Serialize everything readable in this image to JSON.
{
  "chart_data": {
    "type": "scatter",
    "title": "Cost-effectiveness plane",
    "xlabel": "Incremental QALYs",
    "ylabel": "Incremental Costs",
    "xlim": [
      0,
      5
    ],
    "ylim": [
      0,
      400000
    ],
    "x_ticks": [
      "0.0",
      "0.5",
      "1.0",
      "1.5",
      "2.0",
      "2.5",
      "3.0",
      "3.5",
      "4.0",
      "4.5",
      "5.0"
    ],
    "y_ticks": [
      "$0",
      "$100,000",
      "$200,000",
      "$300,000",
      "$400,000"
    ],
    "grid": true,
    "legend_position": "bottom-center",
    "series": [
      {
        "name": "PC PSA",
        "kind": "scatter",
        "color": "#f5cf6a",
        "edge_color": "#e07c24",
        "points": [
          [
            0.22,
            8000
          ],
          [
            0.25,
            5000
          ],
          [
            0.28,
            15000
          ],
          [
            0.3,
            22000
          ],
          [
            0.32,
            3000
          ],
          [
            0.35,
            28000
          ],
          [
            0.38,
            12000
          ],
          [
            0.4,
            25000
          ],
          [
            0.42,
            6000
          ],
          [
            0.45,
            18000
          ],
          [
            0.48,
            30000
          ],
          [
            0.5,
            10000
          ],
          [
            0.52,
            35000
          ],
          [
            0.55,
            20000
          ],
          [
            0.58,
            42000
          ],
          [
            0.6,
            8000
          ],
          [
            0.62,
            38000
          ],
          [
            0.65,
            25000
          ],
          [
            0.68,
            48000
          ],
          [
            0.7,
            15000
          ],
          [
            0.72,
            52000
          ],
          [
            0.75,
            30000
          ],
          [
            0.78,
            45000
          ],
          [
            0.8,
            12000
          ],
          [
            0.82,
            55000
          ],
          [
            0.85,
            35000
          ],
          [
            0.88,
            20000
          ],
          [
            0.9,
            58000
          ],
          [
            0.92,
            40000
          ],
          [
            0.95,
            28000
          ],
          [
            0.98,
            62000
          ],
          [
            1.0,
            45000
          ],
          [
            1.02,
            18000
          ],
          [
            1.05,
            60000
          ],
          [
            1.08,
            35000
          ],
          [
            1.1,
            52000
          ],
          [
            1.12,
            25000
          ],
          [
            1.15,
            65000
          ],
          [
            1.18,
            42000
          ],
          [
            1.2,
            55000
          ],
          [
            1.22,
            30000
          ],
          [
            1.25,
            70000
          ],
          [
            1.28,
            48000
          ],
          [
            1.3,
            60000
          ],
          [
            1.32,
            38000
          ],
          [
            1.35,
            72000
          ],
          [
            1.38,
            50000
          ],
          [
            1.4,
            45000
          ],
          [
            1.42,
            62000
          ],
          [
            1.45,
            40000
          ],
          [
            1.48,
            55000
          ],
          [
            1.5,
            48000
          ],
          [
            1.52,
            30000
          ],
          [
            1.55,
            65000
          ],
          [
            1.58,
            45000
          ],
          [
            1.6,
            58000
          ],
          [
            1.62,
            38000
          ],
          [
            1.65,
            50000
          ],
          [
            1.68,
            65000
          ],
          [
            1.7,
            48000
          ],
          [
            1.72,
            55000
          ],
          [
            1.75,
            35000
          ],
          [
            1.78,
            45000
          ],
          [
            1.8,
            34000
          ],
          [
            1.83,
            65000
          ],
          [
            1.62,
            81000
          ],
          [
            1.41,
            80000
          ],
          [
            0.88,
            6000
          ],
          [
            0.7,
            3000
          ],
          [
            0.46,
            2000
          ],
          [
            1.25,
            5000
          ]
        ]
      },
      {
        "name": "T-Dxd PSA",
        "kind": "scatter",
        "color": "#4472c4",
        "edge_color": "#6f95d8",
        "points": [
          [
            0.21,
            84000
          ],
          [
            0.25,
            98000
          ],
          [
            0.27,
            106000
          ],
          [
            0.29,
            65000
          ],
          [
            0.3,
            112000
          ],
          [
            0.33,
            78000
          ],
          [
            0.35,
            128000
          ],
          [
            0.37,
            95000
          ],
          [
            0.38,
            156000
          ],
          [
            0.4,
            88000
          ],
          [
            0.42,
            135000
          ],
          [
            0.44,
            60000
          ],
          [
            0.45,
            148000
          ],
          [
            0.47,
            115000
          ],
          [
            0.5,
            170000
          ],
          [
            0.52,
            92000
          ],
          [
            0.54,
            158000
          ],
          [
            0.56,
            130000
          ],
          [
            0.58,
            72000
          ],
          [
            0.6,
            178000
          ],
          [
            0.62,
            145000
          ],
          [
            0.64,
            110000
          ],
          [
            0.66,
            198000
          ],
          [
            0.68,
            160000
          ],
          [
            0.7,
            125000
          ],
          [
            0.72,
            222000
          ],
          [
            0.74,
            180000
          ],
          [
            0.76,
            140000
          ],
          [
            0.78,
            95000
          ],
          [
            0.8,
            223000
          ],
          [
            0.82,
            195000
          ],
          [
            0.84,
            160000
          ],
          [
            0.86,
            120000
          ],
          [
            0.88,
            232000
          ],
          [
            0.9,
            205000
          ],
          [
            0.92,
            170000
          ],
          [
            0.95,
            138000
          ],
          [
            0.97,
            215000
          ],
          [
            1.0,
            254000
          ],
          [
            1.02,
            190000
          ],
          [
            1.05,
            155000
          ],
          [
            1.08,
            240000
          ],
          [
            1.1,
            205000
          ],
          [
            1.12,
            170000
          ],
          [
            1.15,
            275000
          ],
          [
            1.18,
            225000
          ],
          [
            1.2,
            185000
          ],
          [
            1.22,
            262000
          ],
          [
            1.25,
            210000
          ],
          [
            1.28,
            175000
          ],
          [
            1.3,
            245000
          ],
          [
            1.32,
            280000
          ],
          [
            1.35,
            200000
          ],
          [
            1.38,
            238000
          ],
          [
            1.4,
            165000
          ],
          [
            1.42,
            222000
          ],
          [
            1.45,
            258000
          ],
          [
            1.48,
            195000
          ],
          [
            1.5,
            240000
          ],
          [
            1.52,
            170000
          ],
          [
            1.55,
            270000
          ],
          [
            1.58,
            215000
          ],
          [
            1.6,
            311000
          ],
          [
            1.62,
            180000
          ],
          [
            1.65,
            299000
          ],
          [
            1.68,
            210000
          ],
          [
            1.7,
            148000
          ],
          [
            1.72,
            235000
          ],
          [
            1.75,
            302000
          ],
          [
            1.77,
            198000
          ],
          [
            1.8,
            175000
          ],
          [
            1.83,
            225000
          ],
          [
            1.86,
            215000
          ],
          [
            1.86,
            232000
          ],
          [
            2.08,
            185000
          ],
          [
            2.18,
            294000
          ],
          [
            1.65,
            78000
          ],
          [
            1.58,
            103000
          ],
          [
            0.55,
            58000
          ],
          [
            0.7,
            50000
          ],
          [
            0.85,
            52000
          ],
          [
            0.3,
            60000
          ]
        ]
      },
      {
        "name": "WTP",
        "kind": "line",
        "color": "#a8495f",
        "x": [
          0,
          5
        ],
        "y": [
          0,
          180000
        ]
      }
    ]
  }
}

★ ★ ★ ★ ★

• _Given problem_
Give only the number of lines in the records that contain the string "Incremental".

• _Finished exercise_
2